#### Requirements:
Each entry in the listing below should be restated word for word.

── Entries supplied ──

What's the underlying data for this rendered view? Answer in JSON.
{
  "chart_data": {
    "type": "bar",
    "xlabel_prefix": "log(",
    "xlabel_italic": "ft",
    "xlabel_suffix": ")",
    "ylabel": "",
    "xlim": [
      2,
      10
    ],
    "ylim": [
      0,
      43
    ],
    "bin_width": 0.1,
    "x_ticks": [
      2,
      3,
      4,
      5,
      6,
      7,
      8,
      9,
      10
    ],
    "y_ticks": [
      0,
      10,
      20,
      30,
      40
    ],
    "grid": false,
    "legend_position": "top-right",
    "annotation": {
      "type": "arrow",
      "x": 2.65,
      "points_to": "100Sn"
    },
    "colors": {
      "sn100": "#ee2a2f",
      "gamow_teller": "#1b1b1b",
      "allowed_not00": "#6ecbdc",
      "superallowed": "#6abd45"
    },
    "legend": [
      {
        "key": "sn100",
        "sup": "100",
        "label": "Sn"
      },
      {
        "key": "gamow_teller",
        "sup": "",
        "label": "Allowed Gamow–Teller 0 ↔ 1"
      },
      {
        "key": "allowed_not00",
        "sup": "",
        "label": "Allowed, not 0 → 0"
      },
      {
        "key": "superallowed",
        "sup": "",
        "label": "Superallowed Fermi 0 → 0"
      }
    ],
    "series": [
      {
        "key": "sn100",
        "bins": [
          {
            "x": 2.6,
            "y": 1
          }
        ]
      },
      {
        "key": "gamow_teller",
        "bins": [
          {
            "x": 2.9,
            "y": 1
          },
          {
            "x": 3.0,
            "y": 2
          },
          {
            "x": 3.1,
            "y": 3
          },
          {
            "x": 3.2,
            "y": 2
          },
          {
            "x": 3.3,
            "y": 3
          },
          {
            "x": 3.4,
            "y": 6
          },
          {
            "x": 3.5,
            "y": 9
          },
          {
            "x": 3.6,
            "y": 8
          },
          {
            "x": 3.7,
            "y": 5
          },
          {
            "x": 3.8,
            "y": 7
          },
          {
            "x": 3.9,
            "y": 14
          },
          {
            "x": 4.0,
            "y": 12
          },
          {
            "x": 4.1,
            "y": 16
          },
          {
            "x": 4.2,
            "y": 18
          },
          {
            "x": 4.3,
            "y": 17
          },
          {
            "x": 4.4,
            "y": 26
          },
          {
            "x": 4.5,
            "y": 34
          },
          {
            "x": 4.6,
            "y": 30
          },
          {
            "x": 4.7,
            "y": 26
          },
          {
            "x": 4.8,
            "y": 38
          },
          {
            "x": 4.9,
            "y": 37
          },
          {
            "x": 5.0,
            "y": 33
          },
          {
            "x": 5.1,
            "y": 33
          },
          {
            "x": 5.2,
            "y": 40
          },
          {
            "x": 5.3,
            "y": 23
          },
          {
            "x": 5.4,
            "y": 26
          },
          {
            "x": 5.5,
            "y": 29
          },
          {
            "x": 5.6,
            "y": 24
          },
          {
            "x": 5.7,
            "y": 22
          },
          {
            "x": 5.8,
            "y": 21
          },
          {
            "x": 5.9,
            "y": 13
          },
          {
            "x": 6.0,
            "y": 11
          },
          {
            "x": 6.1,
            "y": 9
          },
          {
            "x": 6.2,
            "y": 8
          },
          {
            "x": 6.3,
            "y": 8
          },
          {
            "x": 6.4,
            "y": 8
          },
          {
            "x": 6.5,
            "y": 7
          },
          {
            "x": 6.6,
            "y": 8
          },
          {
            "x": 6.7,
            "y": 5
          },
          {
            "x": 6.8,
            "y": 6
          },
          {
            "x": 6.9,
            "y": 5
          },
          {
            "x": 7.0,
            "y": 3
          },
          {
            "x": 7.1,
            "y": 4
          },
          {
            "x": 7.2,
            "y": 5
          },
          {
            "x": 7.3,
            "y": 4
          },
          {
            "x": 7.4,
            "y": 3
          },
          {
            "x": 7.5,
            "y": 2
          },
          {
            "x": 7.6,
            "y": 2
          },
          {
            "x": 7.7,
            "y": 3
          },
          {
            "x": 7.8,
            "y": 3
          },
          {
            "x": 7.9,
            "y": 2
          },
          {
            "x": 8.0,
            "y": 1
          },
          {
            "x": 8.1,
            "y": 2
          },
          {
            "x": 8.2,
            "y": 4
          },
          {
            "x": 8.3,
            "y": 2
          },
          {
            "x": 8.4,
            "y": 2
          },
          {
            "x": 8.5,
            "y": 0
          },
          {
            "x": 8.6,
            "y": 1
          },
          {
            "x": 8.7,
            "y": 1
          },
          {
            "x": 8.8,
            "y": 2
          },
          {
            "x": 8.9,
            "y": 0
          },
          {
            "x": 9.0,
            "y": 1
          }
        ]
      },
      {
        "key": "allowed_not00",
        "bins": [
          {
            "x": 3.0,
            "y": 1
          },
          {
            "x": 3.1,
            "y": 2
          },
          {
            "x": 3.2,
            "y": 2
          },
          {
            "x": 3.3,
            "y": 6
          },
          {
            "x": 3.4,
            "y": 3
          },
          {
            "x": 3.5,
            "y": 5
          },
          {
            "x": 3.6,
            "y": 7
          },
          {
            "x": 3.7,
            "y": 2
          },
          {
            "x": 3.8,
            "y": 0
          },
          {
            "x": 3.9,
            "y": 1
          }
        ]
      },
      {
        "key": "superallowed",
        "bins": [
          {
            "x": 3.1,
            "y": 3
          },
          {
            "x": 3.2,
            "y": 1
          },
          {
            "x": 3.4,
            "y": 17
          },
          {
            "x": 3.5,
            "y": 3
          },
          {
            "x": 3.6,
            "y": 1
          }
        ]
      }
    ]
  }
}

───

#### The response:
What's the underlying data for this rendered view? Answer in JSON.
{
  "chart_data": {
    "type": "bar",
    "xlabel_prefix": "log(",
    "xlabel_italic": "ft",
    "xlabel_suffix": ")",
    "ylabel": "",
    "xlim": [
      2,
      10
    ],
    "ylim": [
      0,
      43
    ],
    "bin_width": 0.1,
    "x_ticks": [
      2,
      3,
      4,
      5,
      6,
      7,
      8,
      9,
      10
    ],
    "y_ticks": [
      0,
      10,
      20,
      30,
      40
    ],
    "grid": false,
    "legend_position": "top-right",
    "annotation": {
      "type": "arrow",
      "x": 2.65,
      "points_to": "100Sn"
    },
    "colors": {
      "sn100": "#ee2a2f",
      "gamow_teller": "#1b1b1b",
      "allowed_not00": "#6ecbdc",
      "superallowed": "#6abd45"
    },
    "legend": [
      {
        "key": "sn100",
        "sup": "100",
        "label": "Sn"
      },
      {
        "key": "gamow_teller",
        "sup": "",
        "label": "Allowed Gamow–Teller 0 ↔ 1"
      },
      {
        "key": "allowed_not00",
        "sup": "",
        "label": "Allowed, not 0 → 0"
      },
      {
        "key": "superallowed",
        "sup": "",
        "label": "Superallowed Fermi 0 → 0"
      }
    ],
    "series": [
      {
        "key": "sn100",
        "bins": [
          {
            "x": 2.6,
            "y": 1
          }
        ]
      },
      {
        "key": "gamow_teller",
        "bins": [
          {
            "x": 2.9,
            "y": 1
          },
          {
            "x": 3.0,
            "y": 2
          },
          {
            "x": 3.1,
            "y": 3
          },
          {
            "x": 3.2,
            "y": 2
          },
          {
            "x": 3.3,
            "y": 3
          },
          {
            "x": 3.4,
            "y": 6
          },
          {
            "x": 3.5,
            "y": 9
          },
          {
            "x": 3.6,
            "y": 8
          },
          {
            "x": 3.7,
            "y": 5
          },
          {
            "x": 3.8,
            "y": 7
          },
          {
            "x": 3.9,
            "y": 14
          },
          {
            "x": 4.0,
            "y": 12
          },
          {
            "x": 4.1,
            "y": 16
          },
          {
            "x": 4.2,
            "y": 18
          },
          {
            "x": 4.3,
            "y": 17
          },
          {
            "x": 4.4,
            "y": 26
          },
          {
            "x": 4.5,
            "y": 34
          },
          {
            "x": 4.6,
            "y": 30
          },
          {
            "x": 4.7,
            "y": 26
          },
          {
            "x": 4.8,
            "y": 38
          },
          {
            "x": 4.9,
            "y": 37
          },
          {
            "x": 5.0,
            "y": 33
          },
          {
            "x": 5.1,
            "y": 33
          },
          {
            "x": 5.2,
            "y": 40
          },
          {
            "x": 5.3,
            "y": 23
          },
          {
            "x": 5.4,
            "y": 26
          },
          {
            "x": 5.5,
            "y": 29
          },
          {
            "x": 5.6,
            "y": 24
          },
          {
            "x": 5.7,
            "y": 22
          },
          {
            "x": 5.8,
            "y": 21
          },
          {
            "x": 5.9,
            "y": 13
          },
          {
            "x": 6.0,
            "y": 11
          },
          {
            "x": 6.1,
            "y": 9
          },
          {
            "x": 6.2,
            "y": 8
          },
          {
            "x": 6.3,
            "y": 8
          },
          {
            "x": 6.4,
            "y": 8
          },
          {
            "x": 6.5,
            "y": 7
          },
          {
            "x": 6.6,
            "y": 8
          },
          {
            "x": 6.7,
            "y": 5
          },
          {
            "x": 6.8,
            "y": 6
          },
          {
            "x": 6.9,
            "y": 5
          },
          {
            "x": 7.0,
            "y": 3
          },
          {
            "x": 7.1,
            "y": 4
          },
          {
            "x": 7.2,
            "y": 5
          },
          {
            "x": 7.3,
            "y": 4
          },
          {
            "x": 7.4,
            "y": 3
          },
          {
            "x": 7.5,
            "y": 2
          },
          {
            "x": 7.6,
            "y": 2
          },
          {
            "x": 7.7,
            "y": 3
          },
          {
            "x": 7.8,
            "y": 3
          },
          {
            "x": 7.9,
            "y": 2
          },
          {
            "x": 8.0,
            "y": 1
          },
          {
            "x": 8.1,
            "y": 2
          },
          {
            "x": 8.2,
            "y": 4
          },
          {
            "x": 8.3,
            "y": 2
          },
          {
            "x": 8.4,
            "y": 2
          },
          {
            "x": 8.5,
            "y": 0
          },
          {
            "x": 8.6,
            "y": 1
          },
          {
            "x": 8.7,
            "y": 1
          },
          {
            "x": 8.8,
            "y": 2
          },
          {
            "x": 8.9,
            "y": 0
          },
          {
            "x": 9.0,
            "y": 1
          }
        ]
      },
      {
        "key": "allowed_not00",
        "bins": [
          {
            "x": 3.0,
            "y": 1
          },
          {
            "x": 3.1,
            "y": 2
          },
          {
            "x": 3.2,
            "y": 2
          },
          {
            "x": 3.3,
            "y": 6
          },
          {
            "x": 3.4,
            "y": 3
          },
          {
            "x": 3.5,
            "y": 5
          },
          {
            "x": 3.6,
            "y": 7
          },
          {
            "x": 3.7,
            "y": 2
          },
          {
            "x": 3.8,
            "y": 0
          },
          {
            "x": 3.9,
            "y": 1
          }
        ]
      },
      {
        "key": "superallowed",
        "bins": [
          {
            "x": 3.1,
            "y": 3
          },
          {
            "x": 3.2,
            "y": 1
          },
          {
            "x": 3.4,
            "y": 17
          },
          {
            "x": 3.5,
            "y": 3
          },
          {
            "x": 3.6,
            "y": 1
          }
        ]
      }
    ]
  }
}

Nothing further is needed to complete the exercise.